> [Exercise details]: Collect each line of the entries that holds the string "structured".

> [Information shown]:
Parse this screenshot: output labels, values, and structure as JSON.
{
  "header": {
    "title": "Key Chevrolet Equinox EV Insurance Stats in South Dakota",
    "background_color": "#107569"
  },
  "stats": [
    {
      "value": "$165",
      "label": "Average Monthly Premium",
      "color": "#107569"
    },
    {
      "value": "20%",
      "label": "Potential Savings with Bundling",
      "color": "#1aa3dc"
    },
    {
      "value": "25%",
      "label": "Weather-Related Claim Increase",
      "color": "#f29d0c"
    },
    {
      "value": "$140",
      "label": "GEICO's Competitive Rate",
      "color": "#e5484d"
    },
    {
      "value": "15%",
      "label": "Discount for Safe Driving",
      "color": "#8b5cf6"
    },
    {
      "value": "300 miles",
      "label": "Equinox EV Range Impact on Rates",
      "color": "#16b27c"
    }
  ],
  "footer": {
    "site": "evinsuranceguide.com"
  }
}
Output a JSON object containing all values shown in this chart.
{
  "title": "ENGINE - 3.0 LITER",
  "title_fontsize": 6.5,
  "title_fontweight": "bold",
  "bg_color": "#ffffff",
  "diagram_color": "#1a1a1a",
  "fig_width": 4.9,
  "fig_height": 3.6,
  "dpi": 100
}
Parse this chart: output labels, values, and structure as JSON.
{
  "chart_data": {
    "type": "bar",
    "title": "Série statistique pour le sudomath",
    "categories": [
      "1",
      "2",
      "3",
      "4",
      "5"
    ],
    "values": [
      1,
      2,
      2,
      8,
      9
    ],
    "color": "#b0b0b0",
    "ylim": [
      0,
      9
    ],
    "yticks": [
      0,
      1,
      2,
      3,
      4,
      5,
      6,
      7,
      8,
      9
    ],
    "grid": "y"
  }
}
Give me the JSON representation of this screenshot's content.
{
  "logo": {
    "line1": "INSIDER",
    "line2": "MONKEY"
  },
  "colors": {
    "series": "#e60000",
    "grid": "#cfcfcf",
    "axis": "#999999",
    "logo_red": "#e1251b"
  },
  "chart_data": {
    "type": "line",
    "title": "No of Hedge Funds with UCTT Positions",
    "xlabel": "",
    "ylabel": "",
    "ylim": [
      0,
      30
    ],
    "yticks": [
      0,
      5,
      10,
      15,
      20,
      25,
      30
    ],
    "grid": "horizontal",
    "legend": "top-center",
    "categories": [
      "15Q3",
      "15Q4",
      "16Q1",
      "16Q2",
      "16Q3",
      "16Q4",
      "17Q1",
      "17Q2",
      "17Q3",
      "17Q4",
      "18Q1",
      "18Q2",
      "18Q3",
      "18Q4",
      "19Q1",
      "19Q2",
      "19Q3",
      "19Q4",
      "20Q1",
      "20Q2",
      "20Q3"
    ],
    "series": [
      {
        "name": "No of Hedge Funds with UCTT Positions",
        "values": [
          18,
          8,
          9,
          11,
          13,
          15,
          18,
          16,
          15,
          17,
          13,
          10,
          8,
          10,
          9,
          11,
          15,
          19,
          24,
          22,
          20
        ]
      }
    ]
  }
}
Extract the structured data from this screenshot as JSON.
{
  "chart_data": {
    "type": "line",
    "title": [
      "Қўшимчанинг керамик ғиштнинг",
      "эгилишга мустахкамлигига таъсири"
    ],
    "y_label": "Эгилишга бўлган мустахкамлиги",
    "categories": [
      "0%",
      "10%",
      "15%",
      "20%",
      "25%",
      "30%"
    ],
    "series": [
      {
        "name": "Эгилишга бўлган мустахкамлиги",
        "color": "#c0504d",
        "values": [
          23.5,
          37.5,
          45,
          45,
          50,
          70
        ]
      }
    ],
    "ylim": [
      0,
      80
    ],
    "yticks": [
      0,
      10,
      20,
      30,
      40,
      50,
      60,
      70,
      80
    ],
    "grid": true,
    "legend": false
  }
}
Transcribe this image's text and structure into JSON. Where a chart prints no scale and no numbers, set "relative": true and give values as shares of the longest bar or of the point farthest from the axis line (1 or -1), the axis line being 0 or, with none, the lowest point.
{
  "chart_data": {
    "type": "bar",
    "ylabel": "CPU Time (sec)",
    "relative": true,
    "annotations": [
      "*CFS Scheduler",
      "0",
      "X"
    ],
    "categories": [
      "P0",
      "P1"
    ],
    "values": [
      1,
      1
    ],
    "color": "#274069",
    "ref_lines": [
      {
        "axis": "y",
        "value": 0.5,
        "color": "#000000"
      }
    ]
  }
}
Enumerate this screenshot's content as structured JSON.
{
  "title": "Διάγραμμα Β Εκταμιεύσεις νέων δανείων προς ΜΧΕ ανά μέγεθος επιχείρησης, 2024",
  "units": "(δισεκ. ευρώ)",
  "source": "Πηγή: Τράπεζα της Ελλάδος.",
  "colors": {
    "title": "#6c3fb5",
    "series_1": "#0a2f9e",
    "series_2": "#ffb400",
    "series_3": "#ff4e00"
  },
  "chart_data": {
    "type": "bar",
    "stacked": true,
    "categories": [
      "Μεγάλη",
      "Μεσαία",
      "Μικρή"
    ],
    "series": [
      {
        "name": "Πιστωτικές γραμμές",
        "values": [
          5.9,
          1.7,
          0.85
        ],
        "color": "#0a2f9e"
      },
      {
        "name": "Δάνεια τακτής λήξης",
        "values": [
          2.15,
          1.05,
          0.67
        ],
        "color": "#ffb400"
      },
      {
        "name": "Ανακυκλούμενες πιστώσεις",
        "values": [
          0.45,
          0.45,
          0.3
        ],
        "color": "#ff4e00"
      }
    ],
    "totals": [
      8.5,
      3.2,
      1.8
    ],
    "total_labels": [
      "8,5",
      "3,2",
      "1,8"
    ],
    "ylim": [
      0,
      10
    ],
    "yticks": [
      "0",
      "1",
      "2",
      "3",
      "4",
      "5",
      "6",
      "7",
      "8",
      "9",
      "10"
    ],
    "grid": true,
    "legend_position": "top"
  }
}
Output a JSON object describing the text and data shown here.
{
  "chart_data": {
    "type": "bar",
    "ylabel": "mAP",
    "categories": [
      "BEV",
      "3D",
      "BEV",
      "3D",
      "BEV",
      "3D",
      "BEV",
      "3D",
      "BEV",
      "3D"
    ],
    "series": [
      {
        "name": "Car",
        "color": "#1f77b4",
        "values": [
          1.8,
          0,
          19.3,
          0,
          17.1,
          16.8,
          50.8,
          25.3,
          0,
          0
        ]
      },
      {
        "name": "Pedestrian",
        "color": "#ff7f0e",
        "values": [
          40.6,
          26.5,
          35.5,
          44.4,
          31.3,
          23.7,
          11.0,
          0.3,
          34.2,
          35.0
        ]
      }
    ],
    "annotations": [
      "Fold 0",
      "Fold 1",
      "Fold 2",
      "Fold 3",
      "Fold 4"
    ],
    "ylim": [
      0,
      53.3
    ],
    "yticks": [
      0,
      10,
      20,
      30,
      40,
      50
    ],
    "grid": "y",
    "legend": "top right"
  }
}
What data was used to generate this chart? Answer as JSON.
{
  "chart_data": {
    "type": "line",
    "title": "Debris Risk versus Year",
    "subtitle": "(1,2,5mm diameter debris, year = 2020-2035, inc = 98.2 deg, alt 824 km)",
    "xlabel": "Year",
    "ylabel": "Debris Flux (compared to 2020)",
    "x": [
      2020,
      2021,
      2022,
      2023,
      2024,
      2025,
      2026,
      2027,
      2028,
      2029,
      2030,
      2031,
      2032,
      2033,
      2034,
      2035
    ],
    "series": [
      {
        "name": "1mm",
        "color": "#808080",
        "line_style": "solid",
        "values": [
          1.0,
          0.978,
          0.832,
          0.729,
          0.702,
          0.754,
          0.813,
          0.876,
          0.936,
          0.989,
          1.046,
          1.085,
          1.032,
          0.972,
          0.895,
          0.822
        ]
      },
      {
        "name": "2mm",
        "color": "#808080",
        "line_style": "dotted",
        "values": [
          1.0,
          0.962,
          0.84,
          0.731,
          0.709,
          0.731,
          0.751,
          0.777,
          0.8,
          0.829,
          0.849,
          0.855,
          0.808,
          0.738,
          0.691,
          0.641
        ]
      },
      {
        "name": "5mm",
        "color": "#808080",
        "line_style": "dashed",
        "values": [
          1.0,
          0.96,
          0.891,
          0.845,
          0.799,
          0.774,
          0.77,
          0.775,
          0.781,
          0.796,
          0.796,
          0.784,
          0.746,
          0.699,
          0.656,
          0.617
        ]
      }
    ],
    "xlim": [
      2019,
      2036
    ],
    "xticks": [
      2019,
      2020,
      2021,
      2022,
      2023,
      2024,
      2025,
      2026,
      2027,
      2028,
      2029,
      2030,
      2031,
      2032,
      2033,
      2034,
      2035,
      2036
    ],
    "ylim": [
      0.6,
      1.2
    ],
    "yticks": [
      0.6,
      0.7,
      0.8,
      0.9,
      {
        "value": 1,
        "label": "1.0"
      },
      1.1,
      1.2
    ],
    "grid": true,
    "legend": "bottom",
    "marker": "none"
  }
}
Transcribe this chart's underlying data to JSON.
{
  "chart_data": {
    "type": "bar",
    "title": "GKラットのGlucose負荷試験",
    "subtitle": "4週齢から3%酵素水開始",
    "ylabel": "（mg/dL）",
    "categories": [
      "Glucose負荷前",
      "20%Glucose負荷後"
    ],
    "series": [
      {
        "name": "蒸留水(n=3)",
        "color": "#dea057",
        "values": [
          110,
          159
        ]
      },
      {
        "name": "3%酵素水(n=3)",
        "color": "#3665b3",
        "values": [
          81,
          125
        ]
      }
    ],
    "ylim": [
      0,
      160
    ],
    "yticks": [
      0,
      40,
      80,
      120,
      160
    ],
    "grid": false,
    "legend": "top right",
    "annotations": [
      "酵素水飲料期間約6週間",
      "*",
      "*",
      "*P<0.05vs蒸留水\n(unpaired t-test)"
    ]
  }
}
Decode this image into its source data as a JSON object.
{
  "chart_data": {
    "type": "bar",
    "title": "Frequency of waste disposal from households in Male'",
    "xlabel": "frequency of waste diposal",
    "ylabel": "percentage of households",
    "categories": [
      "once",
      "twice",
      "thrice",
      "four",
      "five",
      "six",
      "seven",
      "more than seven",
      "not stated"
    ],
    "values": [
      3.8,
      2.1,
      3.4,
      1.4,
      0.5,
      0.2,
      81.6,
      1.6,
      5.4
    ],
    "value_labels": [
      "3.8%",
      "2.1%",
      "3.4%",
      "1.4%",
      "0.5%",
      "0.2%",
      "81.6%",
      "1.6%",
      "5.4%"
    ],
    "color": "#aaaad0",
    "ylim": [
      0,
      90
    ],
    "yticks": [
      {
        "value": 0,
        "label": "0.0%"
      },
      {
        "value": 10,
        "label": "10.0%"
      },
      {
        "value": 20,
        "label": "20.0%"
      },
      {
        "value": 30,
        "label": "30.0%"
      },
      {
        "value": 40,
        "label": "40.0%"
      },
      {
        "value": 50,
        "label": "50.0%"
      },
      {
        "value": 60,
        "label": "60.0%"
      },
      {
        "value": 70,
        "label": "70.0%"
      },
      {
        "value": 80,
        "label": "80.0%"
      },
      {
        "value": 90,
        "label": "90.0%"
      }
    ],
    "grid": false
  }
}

> [The result]:
Extract the structured data from this screenshot as JSON.
Enumerate this screenshot's content as structured JSON.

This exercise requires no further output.